Any pictures in the records below should be skipped; write out everything else exactly.

■ ■ ■ ■ ■

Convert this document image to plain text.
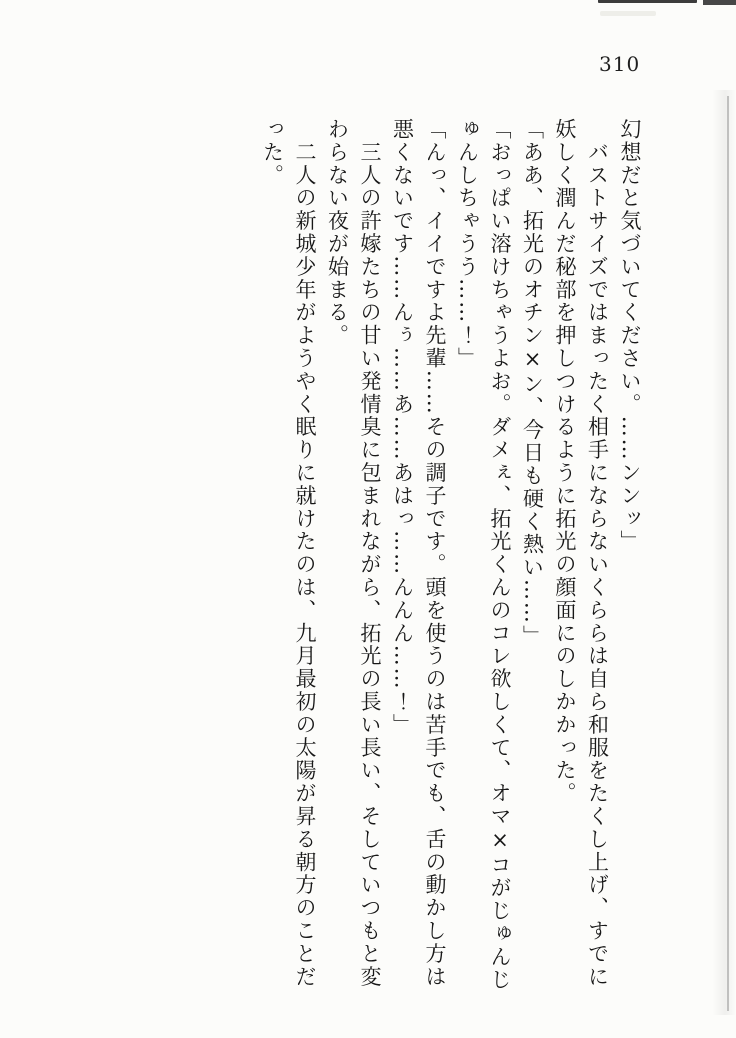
310
幻想だと気づいてください。……ンンッ」
　バストサイズではまったく相手にならないくららは自ら和服をたくし上げ、すでに
妖しく潤んだ秘部を押しつけるように拓光の顔面にのしかかった。
「ああ、拓光のオチン×ン、今日も硬く熱い……」
「おっぱい溶けちゃうよお。ダメぇ、拓光くんのコレ欲しくて、オマ×コがじゅんじ
ゅんしちゃうう……！」
「んっ、イイですよ先輩……その調子です。頭を使うのは苦手でも、舌の動かし方は
悪くないです……んぅ……あ……あはっ……んんん……！」
　三人の許嫁たちの甘い発情臭に包まれながら、拓光の長い長い、そしていつもと変
わらない夜が始まる。
　二人の新城少年がようやく眠りに就けたのは、九月最初の太陽が昇る朝方のことだ
った。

■ ■ ■ ■ ■

> **Complete output**:
Convert this document image to plain text.
310
幻想だと気づいてください。……ンンッ」
　バストサイズではまったく相手にならないくららは自ら和服をたくし上げ、すでに
妖しく潤んだ秘部を押しつけるように拓光の顔面にのしかかった。
「ああ、拓光のオチン×ン、今日も硬く熱い……」
「おっぱい溶けちゃうよお。ダメぇ、拓光くんのコレ欲しくて、オマ×コがじゅんじ
ゅんしちゃうう……！」
「んっ、イイですよ先輩……その調子です。頭を使うのは苦手でも、舌の動かし方は
悪くないです……んぅ……あ……あはっ……んんん……！」
　三人の許嫁たちの甘い発情臭に包まれながら、拓光の長い長い、そしていつもと変
わらない夜が始まる。
　二人の新城少年がようやく眠りに就けたのは、九月最初の太陽が昇る朝方のことだ
った。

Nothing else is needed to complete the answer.